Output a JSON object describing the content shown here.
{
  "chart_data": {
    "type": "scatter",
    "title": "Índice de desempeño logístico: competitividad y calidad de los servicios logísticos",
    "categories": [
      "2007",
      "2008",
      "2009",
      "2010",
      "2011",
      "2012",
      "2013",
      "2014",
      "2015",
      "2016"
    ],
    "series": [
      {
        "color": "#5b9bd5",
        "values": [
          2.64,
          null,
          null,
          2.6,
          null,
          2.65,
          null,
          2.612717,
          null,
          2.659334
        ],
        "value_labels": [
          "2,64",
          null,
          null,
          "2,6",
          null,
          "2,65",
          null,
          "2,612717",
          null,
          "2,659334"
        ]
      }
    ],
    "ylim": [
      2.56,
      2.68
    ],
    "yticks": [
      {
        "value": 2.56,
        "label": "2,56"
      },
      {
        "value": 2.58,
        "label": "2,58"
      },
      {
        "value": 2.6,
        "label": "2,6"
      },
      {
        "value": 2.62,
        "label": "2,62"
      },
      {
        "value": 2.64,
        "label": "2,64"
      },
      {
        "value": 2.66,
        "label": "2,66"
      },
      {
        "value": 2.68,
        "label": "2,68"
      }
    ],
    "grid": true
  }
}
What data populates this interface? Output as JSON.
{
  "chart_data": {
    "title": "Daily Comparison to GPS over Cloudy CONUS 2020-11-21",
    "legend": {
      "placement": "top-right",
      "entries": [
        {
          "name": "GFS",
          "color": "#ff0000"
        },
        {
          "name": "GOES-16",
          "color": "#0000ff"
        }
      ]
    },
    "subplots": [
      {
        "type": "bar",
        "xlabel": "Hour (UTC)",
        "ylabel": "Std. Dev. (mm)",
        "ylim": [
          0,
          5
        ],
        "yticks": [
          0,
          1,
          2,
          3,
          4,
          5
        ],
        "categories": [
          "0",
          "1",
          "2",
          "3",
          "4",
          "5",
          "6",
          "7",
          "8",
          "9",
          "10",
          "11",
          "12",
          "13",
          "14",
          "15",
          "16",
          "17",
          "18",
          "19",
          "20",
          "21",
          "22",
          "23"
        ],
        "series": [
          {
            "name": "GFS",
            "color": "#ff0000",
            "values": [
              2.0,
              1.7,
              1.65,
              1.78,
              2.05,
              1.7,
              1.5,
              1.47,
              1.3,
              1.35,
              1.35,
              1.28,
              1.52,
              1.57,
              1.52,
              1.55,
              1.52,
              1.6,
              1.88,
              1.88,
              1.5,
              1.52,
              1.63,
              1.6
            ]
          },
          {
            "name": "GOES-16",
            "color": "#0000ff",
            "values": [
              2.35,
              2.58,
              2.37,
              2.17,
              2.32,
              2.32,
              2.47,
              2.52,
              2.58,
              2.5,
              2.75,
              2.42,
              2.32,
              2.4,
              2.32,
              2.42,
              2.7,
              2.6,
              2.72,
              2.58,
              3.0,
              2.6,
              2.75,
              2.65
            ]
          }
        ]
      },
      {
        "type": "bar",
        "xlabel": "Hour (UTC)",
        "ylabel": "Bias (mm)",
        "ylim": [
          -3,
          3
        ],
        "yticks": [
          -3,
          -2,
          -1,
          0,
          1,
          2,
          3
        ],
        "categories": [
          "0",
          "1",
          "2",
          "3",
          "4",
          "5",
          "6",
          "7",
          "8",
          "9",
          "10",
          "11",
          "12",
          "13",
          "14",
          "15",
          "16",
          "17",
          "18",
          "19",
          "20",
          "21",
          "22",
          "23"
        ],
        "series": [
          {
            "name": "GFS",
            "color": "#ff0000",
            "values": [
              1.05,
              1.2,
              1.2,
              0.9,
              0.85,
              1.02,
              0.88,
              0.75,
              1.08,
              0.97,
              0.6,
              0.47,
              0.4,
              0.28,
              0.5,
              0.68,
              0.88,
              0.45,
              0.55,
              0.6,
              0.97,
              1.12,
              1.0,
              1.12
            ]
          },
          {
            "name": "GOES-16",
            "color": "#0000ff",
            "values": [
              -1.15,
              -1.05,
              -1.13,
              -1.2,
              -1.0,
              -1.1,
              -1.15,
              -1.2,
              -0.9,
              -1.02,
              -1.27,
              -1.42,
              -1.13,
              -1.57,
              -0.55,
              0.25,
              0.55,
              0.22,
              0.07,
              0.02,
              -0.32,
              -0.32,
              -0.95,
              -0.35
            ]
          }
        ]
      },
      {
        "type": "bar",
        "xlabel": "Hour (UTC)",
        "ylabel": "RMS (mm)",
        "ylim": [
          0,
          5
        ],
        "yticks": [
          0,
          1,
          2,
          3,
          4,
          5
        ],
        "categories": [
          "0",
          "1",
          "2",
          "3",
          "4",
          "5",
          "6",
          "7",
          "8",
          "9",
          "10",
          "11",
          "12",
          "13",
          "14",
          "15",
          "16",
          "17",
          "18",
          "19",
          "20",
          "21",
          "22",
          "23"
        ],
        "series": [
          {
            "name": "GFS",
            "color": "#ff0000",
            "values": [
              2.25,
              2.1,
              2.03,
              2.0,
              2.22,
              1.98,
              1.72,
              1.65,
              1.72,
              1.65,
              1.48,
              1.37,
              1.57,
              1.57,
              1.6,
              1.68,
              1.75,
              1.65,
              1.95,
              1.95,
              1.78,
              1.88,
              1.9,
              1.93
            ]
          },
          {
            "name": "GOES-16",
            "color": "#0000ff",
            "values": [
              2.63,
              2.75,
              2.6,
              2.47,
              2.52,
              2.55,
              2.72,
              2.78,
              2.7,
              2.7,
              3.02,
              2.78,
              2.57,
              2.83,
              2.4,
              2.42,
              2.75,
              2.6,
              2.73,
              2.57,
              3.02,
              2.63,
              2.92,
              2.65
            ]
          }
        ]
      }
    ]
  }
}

____________________

### Short exercise
Locate the string "ylabel" in the listing above and copy every line where it occurs.

### Correct output
        "ylabel": "Std. Dev. (mm)",
        "ylabel": "Bias (mm)",
        "ylabel": "RMS (mm)",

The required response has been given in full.